> [Aim of the task] Your task is to give the data again, exactly, with every line intact.

───── Data records ─────

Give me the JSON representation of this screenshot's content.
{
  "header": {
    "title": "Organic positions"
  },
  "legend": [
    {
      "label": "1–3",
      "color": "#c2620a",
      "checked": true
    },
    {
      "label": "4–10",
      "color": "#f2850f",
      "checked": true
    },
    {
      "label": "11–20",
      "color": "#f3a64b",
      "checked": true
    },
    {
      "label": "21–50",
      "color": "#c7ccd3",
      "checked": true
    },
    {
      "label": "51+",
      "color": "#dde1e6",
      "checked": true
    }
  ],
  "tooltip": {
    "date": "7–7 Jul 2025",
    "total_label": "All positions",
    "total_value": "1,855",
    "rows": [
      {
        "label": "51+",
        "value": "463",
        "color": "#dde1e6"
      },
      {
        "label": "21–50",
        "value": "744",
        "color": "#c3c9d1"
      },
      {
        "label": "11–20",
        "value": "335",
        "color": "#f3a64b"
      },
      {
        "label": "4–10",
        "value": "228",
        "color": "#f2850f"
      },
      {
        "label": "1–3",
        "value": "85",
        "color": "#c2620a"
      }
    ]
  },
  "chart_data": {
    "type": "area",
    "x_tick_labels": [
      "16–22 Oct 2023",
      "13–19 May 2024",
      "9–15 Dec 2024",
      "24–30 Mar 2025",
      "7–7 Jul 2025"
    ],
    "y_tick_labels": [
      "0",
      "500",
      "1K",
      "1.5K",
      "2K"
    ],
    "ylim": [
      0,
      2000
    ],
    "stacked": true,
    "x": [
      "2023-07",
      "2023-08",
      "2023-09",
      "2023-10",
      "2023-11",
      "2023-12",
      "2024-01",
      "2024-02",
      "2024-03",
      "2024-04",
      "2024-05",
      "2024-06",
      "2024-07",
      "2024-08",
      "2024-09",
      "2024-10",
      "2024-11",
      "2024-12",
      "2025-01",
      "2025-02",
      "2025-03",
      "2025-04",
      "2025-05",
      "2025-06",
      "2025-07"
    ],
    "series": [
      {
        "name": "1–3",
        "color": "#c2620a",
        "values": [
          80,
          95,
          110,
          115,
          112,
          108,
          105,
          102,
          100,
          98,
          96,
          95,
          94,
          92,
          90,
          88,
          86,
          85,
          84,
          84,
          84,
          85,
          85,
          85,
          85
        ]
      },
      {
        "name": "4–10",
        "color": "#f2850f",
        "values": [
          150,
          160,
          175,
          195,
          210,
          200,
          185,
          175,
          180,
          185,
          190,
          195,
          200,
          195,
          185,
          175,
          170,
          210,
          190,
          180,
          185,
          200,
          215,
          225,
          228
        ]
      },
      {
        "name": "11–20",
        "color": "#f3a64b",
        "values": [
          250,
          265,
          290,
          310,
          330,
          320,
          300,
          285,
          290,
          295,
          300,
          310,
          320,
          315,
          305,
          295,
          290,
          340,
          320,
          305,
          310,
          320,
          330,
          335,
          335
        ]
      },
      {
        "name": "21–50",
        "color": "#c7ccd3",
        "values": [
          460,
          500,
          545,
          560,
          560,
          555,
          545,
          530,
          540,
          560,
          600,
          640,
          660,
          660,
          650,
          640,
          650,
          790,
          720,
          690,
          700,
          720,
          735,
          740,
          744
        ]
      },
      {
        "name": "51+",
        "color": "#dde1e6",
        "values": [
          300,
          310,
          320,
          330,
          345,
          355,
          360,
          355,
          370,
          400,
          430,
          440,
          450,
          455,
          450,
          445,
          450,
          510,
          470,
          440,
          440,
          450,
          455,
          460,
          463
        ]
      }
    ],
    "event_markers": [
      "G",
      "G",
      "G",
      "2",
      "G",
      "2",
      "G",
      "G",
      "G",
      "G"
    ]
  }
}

─────

> [Output for this task]
Give me the JSON representation of this screenshot's content.
{
  "header": {
    "title": "Organic positions"
  },
  "legend": [
    {
      "label": "1–3",
      "color": "#c2620a",
      "checked": true
    },
    {
      "label": "4–10",
      "color": "#f2850f",
      "checked": true
    },
    {
      "label": "11–20",
      "color": "#f3a64b",
      "checked": true
    },
    {
      "label": "21–50",
      "color": "#c7ccd3",
      "checked": true
    },
    {
      "label": "51+",
      "color": "#dde1e6",
      "checked": true
    }
  ],
  "tooltip": {
    "date": "7–7 Jul 2025",
    "total_label": "All positions",
    "total_value": "1,855",
    "rows": [
      {
        "label": "51+",
        "value": "463",
        "color": "#dde1e6"
      },
      {
        "label": "21–50",
        "value": "744",
        "color": "#c3c9d1"
      },
      {
        "label": "11–20",
        "value": "335",
        "color": "#f3a64b"
      },
      {
        "label": "4–10",
        "value": "228",
        "color": "#f2850f"
      },
      {
        "label": "1–3",
        "value": "85",
        "color": "#c2620a"
      }
    ]
  },
  "chart_data": {
    "type": "area",
    "x_tick_labels": [
      "16–22 Oct 2023",
      "13–19 May 2024",
      "9–15 Dec 2024",
      "24–30 Mar 2025",
      "7–7 Jul 2025"
    ],
    "y_tick_labels": [
      "0",
      "500",
      "1K",
      "1.5K",
      "2K"
    ],
    "ylim": [
      0,
      2000
    ],
    "stacked": true,
    "x": [
      "2023-07",
      "2023-08",
      "2023-09",
      "2023-10",
      "2023-11",
      "2023-12",
      "2024-01",
      "2024-02",
      "2024-03",
      "2024-04",
      "2024-05",
      "2024-06",
      "2024-07",
      "2024-08",
      "2024-09",
      "2024-10",
      "2024-11",
      "2024-12",
      "2025-01",
      "2025-02",
      "2025-03",
      "2025-04",
      "2025-05",
      "2025-06",
      "2025-07"
    ],
    "series": [
      {
        "name": "1–3",
        "color": "#c2620a",
        "values": [
          80,
          95,
          110,
          115,
          112,
          108,
          105,
          102,
          100,
          98,
          96,
          95,
          94,
          92,
          90,
          88,
          86,
          85,
          84,
          84,
          84,
          85,
          85,
          85,
          85
        ]
      },
      {
        "name": "4–10",
        "color": "#f2850f",
        "values": [
          150,
          160,
          175,
          195,
          210,
          200,
          185,
          175,
          180,
          185,
          190,
          195,
          200,
          195,
          185,
          175,
          170,
          210,
          190,
          180,
          185,
          200,
          215,
          225,
          228
        ]
      },
      {
        "name": "11–20",
        "color": "#f3a64b",
        "values": [
          250,
          265,
          290,
          310,
          330,
          320,
          300,
          285,
          290,
          295,
          300,
          310,
          320,
          315,
          305,
          295,
          290,
          340,
          320,
          305,
          310,
          320,
          330,
          335,
          335
        ]
      },
      {
        "name": "21–50",
        "color": "#c7ccd3",
        "values": [
          460,
          500,
          545,
          560,
          560,
          555,
          545,
          530,
          540,
          560,
          600,
          640,
          660,
          660,
          650,
          640,
          650,
          790,
          720,
          690,
          700,
          720,
          735,
          740,
          744
        ]
      },
      {
        "name": "51+",
        "color": "#dde1e6",
        "values": [
          300,
          310,
          320,
          330,
          345,
          355,
          360,
          355,
          370,
          400,
          430,
          440,
          450,
          455,
          450,
          445,
          450,
          510,
          470,
          440,
          440,
          450,
          455,
          460,
          463
        ]
      }
    ],
    "event_markers": [
      "G",
      "G",
      "G",
      "2",
      "G",
      "2",
      "G",
      "G",
      "G",
      "G"
    ]
  }
}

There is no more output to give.